• WORK INSTRUCTIONS
Copy each line exactly.

• RECORDS FOR THE EXERCISE

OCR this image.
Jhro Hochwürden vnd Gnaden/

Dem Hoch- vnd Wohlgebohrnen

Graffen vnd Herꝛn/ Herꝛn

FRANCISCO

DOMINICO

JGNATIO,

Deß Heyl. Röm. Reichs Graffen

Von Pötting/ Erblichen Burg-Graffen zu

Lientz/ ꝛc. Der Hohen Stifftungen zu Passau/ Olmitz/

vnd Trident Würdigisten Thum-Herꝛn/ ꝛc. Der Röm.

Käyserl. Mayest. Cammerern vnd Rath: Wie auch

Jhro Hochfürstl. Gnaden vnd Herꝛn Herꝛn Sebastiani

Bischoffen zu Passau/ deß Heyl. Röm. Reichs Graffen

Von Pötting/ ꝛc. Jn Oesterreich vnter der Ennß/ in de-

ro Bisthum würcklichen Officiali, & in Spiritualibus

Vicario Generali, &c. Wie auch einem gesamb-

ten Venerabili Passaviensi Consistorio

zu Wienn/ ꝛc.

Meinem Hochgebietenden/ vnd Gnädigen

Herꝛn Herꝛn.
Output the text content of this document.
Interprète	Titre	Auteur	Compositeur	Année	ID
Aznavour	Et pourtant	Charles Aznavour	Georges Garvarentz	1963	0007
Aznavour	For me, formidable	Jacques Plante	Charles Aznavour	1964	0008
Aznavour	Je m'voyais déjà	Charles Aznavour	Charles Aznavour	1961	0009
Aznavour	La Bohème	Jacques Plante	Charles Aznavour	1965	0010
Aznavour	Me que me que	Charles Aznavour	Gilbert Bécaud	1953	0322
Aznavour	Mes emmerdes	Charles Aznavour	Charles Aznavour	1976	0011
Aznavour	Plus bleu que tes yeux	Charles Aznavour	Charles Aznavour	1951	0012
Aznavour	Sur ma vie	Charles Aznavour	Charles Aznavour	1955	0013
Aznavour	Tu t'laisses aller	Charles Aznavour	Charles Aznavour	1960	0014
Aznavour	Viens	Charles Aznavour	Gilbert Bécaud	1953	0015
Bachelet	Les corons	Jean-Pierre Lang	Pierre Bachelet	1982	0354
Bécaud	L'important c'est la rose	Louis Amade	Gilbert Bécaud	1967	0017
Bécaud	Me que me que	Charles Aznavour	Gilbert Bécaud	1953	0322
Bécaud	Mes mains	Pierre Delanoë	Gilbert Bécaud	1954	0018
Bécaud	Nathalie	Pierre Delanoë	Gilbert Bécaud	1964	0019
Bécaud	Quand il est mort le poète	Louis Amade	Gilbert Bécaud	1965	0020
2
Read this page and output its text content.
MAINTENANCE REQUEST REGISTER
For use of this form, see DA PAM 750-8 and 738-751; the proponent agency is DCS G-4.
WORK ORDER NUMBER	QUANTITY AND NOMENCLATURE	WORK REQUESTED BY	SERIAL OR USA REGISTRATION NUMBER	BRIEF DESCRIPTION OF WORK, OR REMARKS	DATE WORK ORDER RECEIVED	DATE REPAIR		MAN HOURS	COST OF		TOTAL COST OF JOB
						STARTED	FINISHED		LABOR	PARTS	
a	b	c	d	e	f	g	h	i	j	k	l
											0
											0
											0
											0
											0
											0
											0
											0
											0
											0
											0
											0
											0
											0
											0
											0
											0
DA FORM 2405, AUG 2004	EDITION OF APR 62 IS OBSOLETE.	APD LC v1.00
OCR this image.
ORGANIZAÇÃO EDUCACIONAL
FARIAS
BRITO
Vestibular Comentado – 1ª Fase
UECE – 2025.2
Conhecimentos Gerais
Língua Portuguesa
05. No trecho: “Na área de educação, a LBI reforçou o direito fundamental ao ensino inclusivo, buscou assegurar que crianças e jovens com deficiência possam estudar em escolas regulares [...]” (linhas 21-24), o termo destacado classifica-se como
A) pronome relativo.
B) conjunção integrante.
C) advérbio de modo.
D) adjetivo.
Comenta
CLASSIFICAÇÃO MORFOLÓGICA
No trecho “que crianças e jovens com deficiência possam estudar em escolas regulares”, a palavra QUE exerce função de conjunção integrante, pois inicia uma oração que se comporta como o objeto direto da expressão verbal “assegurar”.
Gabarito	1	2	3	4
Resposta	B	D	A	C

• EXERCISE OUTPUT
OCR this image.
Jhro Hochwürden vnd Gnaden/

Dem Hoch- vnd Wohlgebohrnen

Graffen vnd Herꝛn/ Herꝛn

FRANCISCO

DOMINICO

JGNATIO,

Deß Heyl. Röm. Reichs Graffen

Von Pötting/ Erblichen Burg-Graffen zu

Lientz/ ꝛc. Der Hohen Stifftungen zu Passau/ Olmitz/

vnd Trident Würdigisten Thum-Herꝛn/ ꝛc. Der Röm.

Käyserl. Mayest. Cammerern vnd Rath: Wie auch

Jhro Hochfürstl. Gnaden vnd Herꝛn Herꝛn Sebastiani

Bischoffen zu Passau/ deß Heyl. Röm. Reichs Graffen

Von Pötting/ ꝛc. Jn Oesterreich vnter der Ennß/ in de-

ro Bisthum würcklichen Officiali, & in Spiritualibus

Vicario Generali, &c. Wie auch einem gesamb-

ten Venerabili Passaviensi Consistorio

zu Wienn/ ꝛc.

Meinem Hochgebietenden/ vnd Gnädigen

Herꝛn Herꝛn.
Output the text content of this document.
Interprète	Titre	Auteur	Compositeur	Année	ID
Aznavour	Et pourtant	Charles Aznavour	Georges Garvarentz	1963	0007
Aznavour	For me, formidable	Jacques Plante	Charles Aznavour	1964	0008
Aznavour	Je m'voyais déjà	Charles Aznavour	Charles Aznavour	1961	0009
Aznavour	La Bohème	Jacques Plante	Charles Aznavour	1965	0010
Aznavour	Me que me que	Charles Aznavour	Gilbert Bécaud	1953	0322
Aznavour	Mes emmerdes	Charles Aznavour	Charles Aznavour	1976	0011
Aznavour	Plus bleu que tes yeux	Charles Aznavour	Charles Aznavour	1951	0012
Aznavour	Sur ma vie	Charles Aznavour	Charles Aznavour	1955	0013
Aznavour	Tu t'laisses aller	Charles Aznavour	Charles Aznavour	1960	0014
Aznavour	Viens	Charles Aznavour	Gilbert Bécaud	1953	0015
Bachelet	Les corons	Jean-Pierre Lang	Pierre Bachelet	1982	0354
Bécaud	L'important c'est la rose	Louis Amade	Gilbert Bécaud	1967	0017
Bécaud	Me que me que	Charles Aznavour	Gilbert Bécaud	1953	0322
Bécaud	Mes mains	Pierre Delanoë	Gilbert Bécaud	1954	0018
Bécaud	Nathalie	Pierre Delanoë	Gilbert Bécaud	1964	0019
Bécaud	Quand il est mort le poète	Louis Amade	Gilbert Bécaud	1965	0020
2
Read this page and output its text content.
MAINTENANCE REQUEST REGISTER
For use of this form, see DA PAM 750-8 and 738-751; the proponent agency is DCS G-4.
WORK ORDER NUMBER	QUANTITY AND NOMENCLATURE	WORK REQUESTED BY	SERIAL OR USA REGISTRATION NUMBER	BRIEF DESCRIPTION OF WORK, OR REMARKS	DATE WORK ORDER RECEIVED	DATE REPAIR		MAN HOURS	COST OF		TOTAL COST OF JOB
						STARTED	FINISHED		LABOR	PARTS	
a	b	c	d	e	f	g	h	i	j	k	l
											0
											0
											0
											0
											0
											0
											0
											0
											0
											0
											0
											0
											0
											0
											0
											0
											0
DA FORM 2405, AUG 2004	EDITION OF APR 62 IS OBSOLETE.	APD LC v1.00
OCR this image.
ORGANIZAÇÃO EDUCACIONAL
FARIAS
BRITO
Vestibular Comentado – 1ª Fase
UECE – 2025.2
Conhecimentos Gerais
Língua Portuguesa
05. No trecho: “Na área de educação, a LBI reforçou o direito fundamental ao ensino inclusivo, buscou assegurar que crianças e jovens com deficiência possam estudar em escolas regulares [...]” (linhas 21-24), o termo destacado classifica-se como
A) pronome relativo.
B) conjunção integrante.
C) advérbio de modo.
D) adjetivo.
Comenta
CLASSIFICAÇÃO MORFOLÓGICA
No trecho “que crianças e jovens com deficiência possam estudar em escolas regulares”, a palavra QUE exerce função de conjunção integrante, pois inicia uma oração que se comporta como o objeto direto da expressão verbal “assegurar”.
Gabarito	1	2	3	4
Resposta	B	D	A	C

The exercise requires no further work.